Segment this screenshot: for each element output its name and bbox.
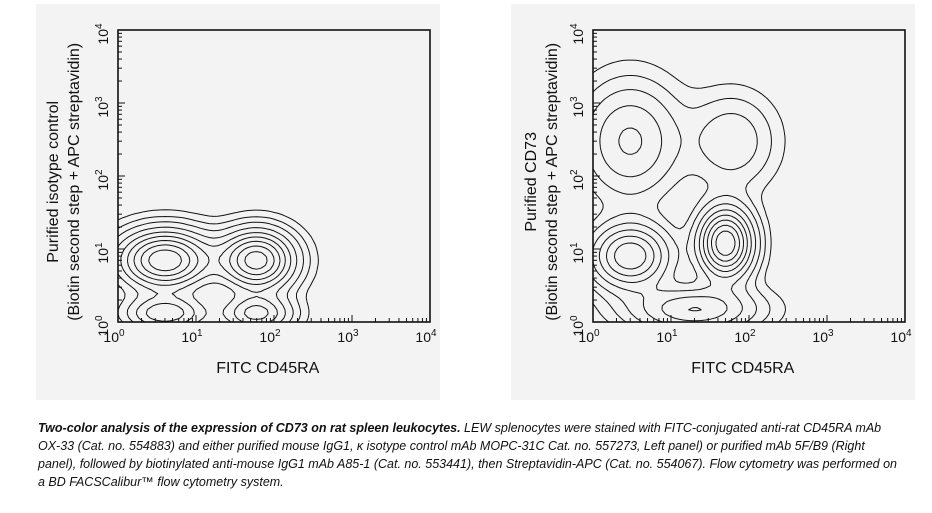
contour-level-4 xyxy=(593,105,757,322)
contour-level-1 xyxy=(593,59,786,322)
x-tick-label: 100 xyxy=(578,328,600,345)
contour-level-2 xyxy=(593,75,772,322)
x-tick-label: 100 xyxy=(103,328,125,345)
contour-level-1 xyxy=(118,209,319,322)
y-tick-label: 103 xyxy=(94,96,111,118)
y-tick-label: 101 xyxy=(569,242,586,264)
contour-level-6 xyxy=(606,214,748,312)
contour-level-4 xyxy=(118,226,298,322)
figure-caption: Two-color analysis of the expression of … xyxy=(38,419,900,491)
x-tick-label: 101 xyxy=(656,328,678,345)
axis-ticks xyxy=(117,32,427,323)
contour-level-5 xyxy=(120,231,292,322)
contour-level-6 xyxy=(127,235,286,322)
contour-level-9 xyxy=(715,230,736,256)
x-tick-label: 103 xyxy=(337,328,359,345)
contour-level-7 xyxy=(614,219,744,270)
x-tick-label: 101 xyxy=(181,328,203,345)
contour-level-5 xyxy=(598,127,752,322)
y-axis-title-line1: Purified isotype control xyxy=(45,101,62,263)
caption-title: Two-color analysis of the expression of … xyxy=(38,421,461,435)
x-axis-title: FITC CD45RA xyxy=(216,360,319,377)
x-tick-label: 104 xyxy=(415,328,437,345)
x-tick-label: 104 xyxy=(890,328,912,345)
x-tick-label: 103 xyxy=(812,328,834,345)
contour-level-2 xyxy=(118,216,311,322)
contour-level-8 xyxy=(140,244,275,277)
y-tick-label: 101 xyxy=(94,242,111,264)
y-tick-label: 100 xyxy=(569,315,586,337)
plot-frame xyxy=(117,29,431,323)
y-tick-label: 104 xyxy=(94,23,111,45)
y-tick-label: 102 xyxy=(94,169,111,191)
y-tick-label: 102 xyxy=(569,169,586,191)
caption-body: LEW splenocytes were stained with FITC-c… xyxy=(38,421,898,489)
x-axis-title: FITC CD45RA xyxy=(691,360,794,377)
contour-lines xyxy=(118,209,319,322)
right-panel-background xyxy=(511,4,915,400)
contour-level-8 xyxy=(711,224,740,262)
contour-level-7 xyxy=(133,240,281,281)
y-axis-title-line2: (Biotin second step + APC streptavidin) xyxy=(66,43,83,321)
contour-lines xyxy=(593,59,786,322)
left-panel-background xyxy=(36,4,440,400)
x-tick-label: 102 xyxy=(734,328,756,345)
contour-level-3 xyxy=(593,89,761,322)
y-tick-label: 104 xyxy=(569,23,586,45)
y-tick-label: 103 xyxy=(569,96,586,118)
contour-level-3 xyxy=(118,221,304,322)
x-tick-label: 102 xyxy=(259,328,281,345)
y-axis-title-line1: Purified CD73 xyxy=(523,132,540,232)
y-axis-title-line2: (Biotin second step + APC streptavidin) xyxy=(544,43,561,321)
contour-level-9 xyxy=(148,249,268,272)
axis-ticks xyxy=(592,32,902,323)
y-tick-label: 100 xyxy=(94,315,111,337)
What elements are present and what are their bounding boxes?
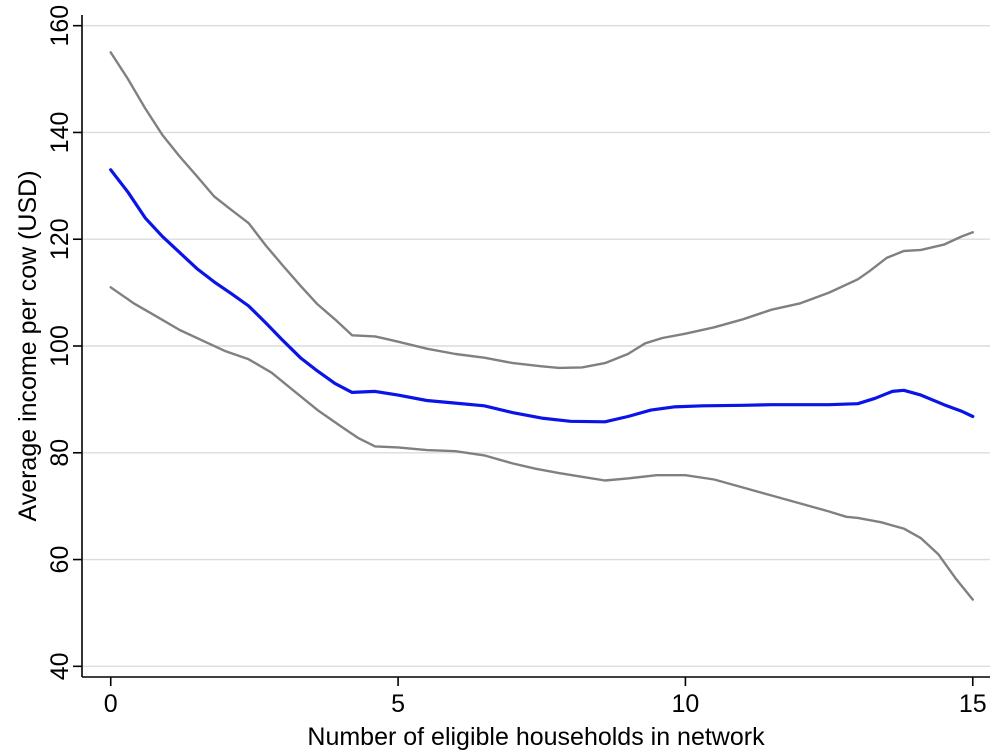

::::::::::

§ Given instruction:
Rewrite all the records above as one numbered list with each line as a separate item, leaving out blank lines and the pictures.

§ Answer below:
1. Segment this screenshot: for each element output its name and bbox.
2. contour-level-4 xyxy=(593,105,757,322)
3. contour-level-1 xyxy=(593,59,786,322)
4. x-tick-label: 100 xyxy=(578,328,600,345)
5. contour-level-2 xyxy=(593,75,772,322)
6. x-tick-label: 100 xyxy=(103,328,125,345)
7. contour-level-1 xyxy=(118,209,319,322)
8. y-tick-label: 103 xyxy=(94,96,111,118)
9. y-tick-label: 101 xyxy=(569,242,586,264)
10. contour-level-6 xyxy=(606,214,748,312)
11. contour-level-4 xyxy=(118,226,298,322)
12. figure-caption: Two-color analysis of the expression of … xyxy=(38,419,900,491)
13. x-tick-label: 101 xyxy=(656,328,678,345)
14. axis-ticks xyxy=(117,32,427,323)
15. contour-level-5 xyxy=(120,231,292,322)
16. contour-level-6 xyxy=(127,235,286,322)
17. contour-level-9 xyxy=(715,230,736,256)
18. x-tick-label: 103 xyxy=(337,328,359,345)
19. contour-level-7 xyxy=(614,219,744,270)
20. x-tick-label: 101 xyxy=(181,328,203,345)
21. contour-level-5 xyxy=(598,127,752,322)
22. y-axis-title-line1: Purified isotype control xyxy=(45,101,62,263)
23. caption-title: Two-color analysis of the expression of … xyxy=(38,421,461,435)
24. x-axis-title: FITC CD45RA xyxy=(216,360,319,377)
25. x-tick-label: 104 xyxy=(415,328,437,345)
26. x-tick-label: 104 xyxy=(890,328,912,345)
27. x-tick-label: 103 xyxy=(812,328,834,345)
28. contour-level-2 xyxy=(118,216,311,322)
29. contour-level-8 xyxy=(140,244,275,277)
30. y-tick-label: 101 xyxy=(94,242,111,264)
31. y-tick-label: 100 xyxy=(569,315,586,337)
32. plot-frame xyxy=(117,29,431,323)
33. y-tick-label: 104 xyxy=(94,23,111,45)
34. y-tick-label: 102 xyxy=(94,169,111,191)
35. y-tick-label: 102 xyxy=(569,169,586,191)
36. caption-body: LEW splenocytes were stained with FITC-c… xyxy=(38,421,898,489)
37. x-axis-title: FITC CD45RA xyxy=(691,360,794,377)
38. contour-lines xyxy=(118,209,319,322)
39. right-panel-background xyxy=(511,4,915,400)
40. contour-level-8 xyxy=(711,224,740,262)
41. contour-level-7 xyxy=(133,240,281,281)
42. y-axis-title-line2: (Biotin second step + APC streptavidin) xyxy=(66,43,83,321)
43. contour-lines xyxy=(593,59,786,322)
44. left-panel-background xyxy=(36,4,440,400)
45. x-tick-label: 102 xyxy=(734,328,756,345)
46. contour-level-3 xyxy=(593,89,761,322)
47. y-tick-label: 104 xyxy=(569,23,586,45)
48. y-tick-label: 103 xyxy=(569,96,586,118)
49. contour-level-3 xyxy=(118,221,304,322)
50. x-tick-label: 102 xyxy=(259,328,281,345)
51. y-axis-title-line1: Purified CD73 xyxy=(523,132,540,232)
52. y-axis-title-line2: (Biotin second step + APC streptavidin) xyxy=(544,43,561,321)
53. contour-level-9 xyxy=(148,249,268,272)
54. axis-ticks xyxy=(592,32,902,323)
55. y-tick-label: 100 xyxy=(94,315,111,337)
56. What elements are present and what are their bounding boxes?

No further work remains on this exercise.